Task to carry out: In the records that follow, locate every line with "JSON" and extract it.

** START Records provided **

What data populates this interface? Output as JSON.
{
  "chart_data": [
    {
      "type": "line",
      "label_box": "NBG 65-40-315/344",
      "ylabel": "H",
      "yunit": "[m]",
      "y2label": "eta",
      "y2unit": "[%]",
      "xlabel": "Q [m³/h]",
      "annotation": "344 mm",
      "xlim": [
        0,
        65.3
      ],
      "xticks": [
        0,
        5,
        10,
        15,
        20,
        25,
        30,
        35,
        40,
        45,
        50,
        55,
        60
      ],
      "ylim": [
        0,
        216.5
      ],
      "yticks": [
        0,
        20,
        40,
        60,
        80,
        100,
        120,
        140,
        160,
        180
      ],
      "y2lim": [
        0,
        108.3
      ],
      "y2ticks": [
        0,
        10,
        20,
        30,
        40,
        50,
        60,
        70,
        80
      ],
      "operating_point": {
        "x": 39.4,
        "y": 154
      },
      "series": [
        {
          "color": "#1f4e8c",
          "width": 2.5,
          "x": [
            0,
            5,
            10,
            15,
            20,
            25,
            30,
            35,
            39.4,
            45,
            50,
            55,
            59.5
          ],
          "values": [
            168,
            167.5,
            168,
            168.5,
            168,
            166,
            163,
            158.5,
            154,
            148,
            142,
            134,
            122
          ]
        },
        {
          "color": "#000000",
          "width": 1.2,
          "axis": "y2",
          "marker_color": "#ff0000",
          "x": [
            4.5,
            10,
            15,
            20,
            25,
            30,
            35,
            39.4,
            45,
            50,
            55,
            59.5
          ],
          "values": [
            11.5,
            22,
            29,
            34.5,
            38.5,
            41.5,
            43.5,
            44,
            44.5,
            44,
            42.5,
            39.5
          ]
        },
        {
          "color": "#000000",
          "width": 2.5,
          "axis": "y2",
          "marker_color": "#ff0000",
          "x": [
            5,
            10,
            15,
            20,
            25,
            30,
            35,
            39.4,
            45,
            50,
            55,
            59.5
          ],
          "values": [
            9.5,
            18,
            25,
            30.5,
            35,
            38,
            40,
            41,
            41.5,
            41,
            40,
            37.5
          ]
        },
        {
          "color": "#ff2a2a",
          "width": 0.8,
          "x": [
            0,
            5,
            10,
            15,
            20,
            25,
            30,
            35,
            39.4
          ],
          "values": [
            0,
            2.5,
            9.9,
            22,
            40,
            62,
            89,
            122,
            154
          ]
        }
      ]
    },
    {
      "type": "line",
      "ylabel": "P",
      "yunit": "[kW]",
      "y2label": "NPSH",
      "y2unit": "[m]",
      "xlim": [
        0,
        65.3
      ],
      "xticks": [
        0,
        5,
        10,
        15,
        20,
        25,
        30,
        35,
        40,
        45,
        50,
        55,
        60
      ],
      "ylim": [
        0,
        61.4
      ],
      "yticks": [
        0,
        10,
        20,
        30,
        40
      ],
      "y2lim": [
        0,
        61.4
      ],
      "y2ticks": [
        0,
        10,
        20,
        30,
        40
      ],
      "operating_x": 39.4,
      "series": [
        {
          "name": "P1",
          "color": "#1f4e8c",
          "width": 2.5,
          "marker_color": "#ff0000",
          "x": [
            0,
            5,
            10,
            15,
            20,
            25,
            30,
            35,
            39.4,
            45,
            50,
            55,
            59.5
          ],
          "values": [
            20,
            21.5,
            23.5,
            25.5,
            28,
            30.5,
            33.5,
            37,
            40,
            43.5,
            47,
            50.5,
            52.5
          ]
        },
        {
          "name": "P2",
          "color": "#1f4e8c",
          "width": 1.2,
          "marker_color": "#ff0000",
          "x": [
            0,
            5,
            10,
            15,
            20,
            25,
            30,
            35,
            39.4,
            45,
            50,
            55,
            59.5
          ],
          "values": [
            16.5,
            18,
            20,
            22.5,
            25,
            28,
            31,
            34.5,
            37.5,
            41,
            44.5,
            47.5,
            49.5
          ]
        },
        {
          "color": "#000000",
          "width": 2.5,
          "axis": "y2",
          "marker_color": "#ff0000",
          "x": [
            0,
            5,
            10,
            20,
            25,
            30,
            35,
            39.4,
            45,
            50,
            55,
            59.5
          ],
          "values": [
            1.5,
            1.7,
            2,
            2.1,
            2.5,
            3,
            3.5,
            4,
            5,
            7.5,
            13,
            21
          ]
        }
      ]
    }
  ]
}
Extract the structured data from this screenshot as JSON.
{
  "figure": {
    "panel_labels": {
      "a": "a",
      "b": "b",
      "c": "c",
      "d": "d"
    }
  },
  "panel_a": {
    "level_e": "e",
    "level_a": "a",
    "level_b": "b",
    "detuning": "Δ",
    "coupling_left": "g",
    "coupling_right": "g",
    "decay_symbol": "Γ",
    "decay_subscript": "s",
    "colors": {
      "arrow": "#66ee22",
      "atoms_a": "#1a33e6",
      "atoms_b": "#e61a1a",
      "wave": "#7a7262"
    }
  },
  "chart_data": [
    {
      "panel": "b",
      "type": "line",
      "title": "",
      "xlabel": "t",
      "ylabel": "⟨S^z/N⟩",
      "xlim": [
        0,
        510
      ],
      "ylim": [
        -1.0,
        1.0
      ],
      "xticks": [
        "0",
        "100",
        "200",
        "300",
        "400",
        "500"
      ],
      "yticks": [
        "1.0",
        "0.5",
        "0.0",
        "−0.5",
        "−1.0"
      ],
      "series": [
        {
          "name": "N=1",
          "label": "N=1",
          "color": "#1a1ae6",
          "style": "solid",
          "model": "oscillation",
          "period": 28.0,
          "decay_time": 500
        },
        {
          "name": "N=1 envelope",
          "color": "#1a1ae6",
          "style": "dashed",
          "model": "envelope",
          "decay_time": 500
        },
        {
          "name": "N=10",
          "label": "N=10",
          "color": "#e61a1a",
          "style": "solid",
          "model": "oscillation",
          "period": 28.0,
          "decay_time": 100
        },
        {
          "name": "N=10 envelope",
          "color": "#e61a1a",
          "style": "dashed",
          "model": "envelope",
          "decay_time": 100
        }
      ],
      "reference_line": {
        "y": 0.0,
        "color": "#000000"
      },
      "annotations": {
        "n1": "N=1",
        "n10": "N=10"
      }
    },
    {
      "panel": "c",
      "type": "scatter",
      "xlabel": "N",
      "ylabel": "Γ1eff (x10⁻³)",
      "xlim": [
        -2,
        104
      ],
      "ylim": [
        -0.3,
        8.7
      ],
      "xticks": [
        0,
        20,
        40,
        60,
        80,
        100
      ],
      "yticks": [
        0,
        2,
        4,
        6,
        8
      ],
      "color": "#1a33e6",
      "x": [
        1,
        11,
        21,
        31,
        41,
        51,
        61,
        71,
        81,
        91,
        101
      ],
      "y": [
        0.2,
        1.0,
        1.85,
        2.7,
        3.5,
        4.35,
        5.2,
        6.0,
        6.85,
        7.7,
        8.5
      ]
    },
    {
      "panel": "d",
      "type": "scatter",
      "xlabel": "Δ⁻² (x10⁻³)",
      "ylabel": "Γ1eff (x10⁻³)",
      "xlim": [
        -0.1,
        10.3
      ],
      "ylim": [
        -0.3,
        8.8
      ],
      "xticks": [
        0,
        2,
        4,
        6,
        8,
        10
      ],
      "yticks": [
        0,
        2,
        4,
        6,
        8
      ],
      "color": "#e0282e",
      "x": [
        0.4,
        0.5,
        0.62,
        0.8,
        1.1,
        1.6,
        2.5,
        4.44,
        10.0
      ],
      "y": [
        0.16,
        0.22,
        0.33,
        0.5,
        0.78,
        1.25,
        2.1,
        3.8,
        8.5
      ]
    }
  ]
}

** END Records provided **

Exercise output:
What data populates this interface? Output as JSON.
Extract the structured data from this screenshot as JSON.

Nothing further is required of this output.